-- BEGIN Input data --

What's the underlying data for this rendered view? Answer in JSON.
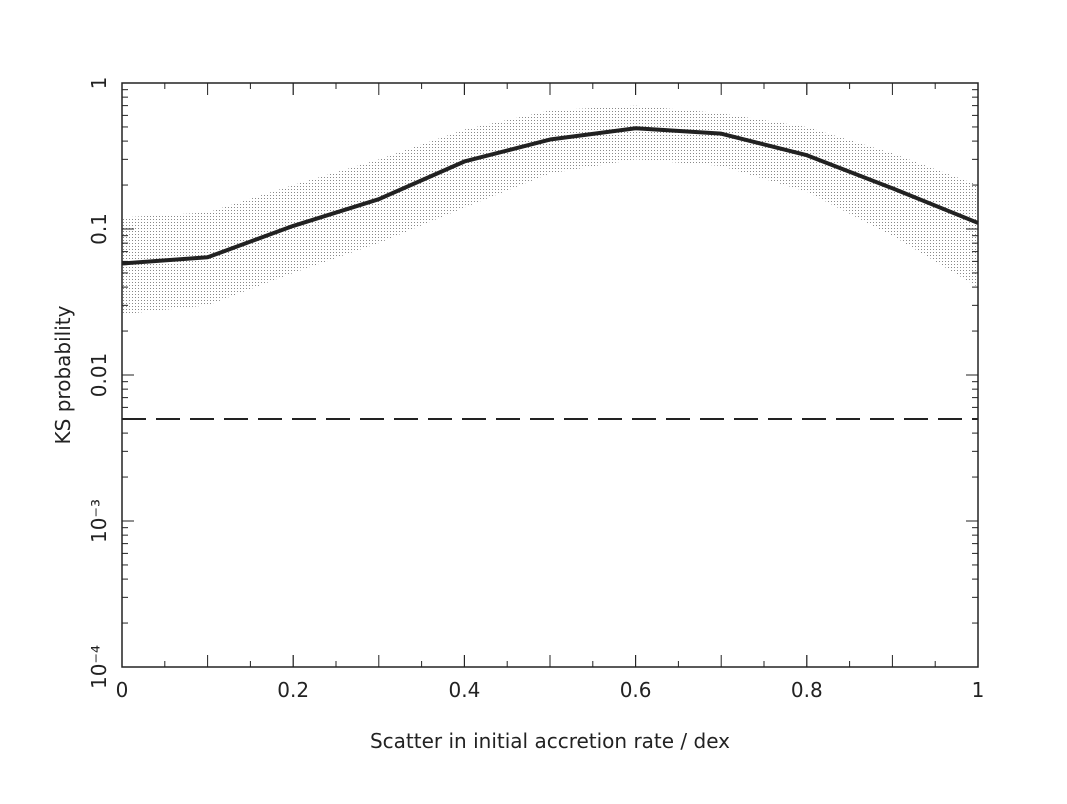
{
  "chart_data": {
    "type": "line",
    "x_label": "Scatter in initial accretion rate / dex",
    "y_label": "KS probability",
    "x": [
      0,
      0.1,
      0.2,
      0.3,
      0.4,
      0.5,
      0.6,
      0.7,
      0.8,
      0.9,
      1
    ],
    "series": [
      {
        "color": "#222222",
        "values": [
          0.058,
          0.064,
          0.105,
          0.16,
          0.29,
          0.41,
          0.49,
          0.45,
          0.32,
          0.19,
          0.11
        ]
      }
    ],
    "band": {
      "color": "#9a9a9a",
      "upper": [
        0.12,
        0.13,
        0.2,
        0.3,
        0.48,
        0.65,
        0.7,
        0.62,
        0.5,
        0.33,
        0.2
      ],
      "lower": [
        0.026,
        0.03,
        0.05,
        0.08,
        0.14,
        0.24,
        0.3,
        0.27,
        0.18,
        0.09,
        0.04
      ]
    },
    "reference_line": {
      "value": 0.005,
      "color": "#222222",
      "style": "dashed"
    },
    "xlim": [
      0,
      1
    ],
    "xticks": [
      0,
      0.2,
      0.4,
      0.6,
      0.8,
      1
    ],
    "ylim": [
      0.0001,
      1
    ],
    "y_scale": "log",
    "yticks": [
      {
        "value": 0.0001,
        "label": "10⁻⁴"
      },
      {
        "value": 0.001,
        "label": "10⁻³"
      },
      0.01,
      0.1,
      1
    ]
  }
}
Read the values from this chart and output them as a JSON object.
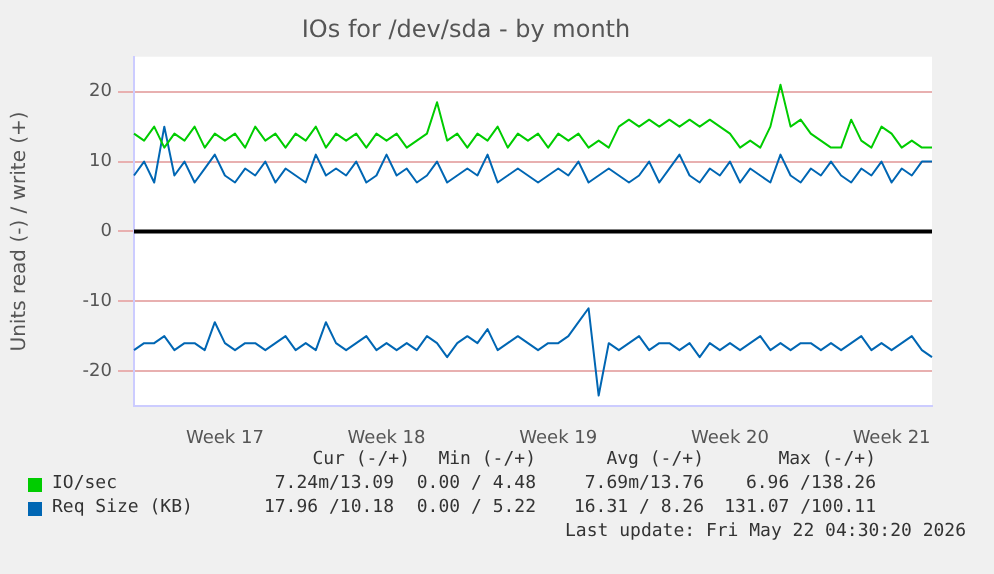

-- END Input data --

● **Brief**:
Copy each line that contains the word "this".

● **Task response**:
What's the underlying data for this rendered view? Answer in JSON.
Read the values from this chart and output them as a JSON object.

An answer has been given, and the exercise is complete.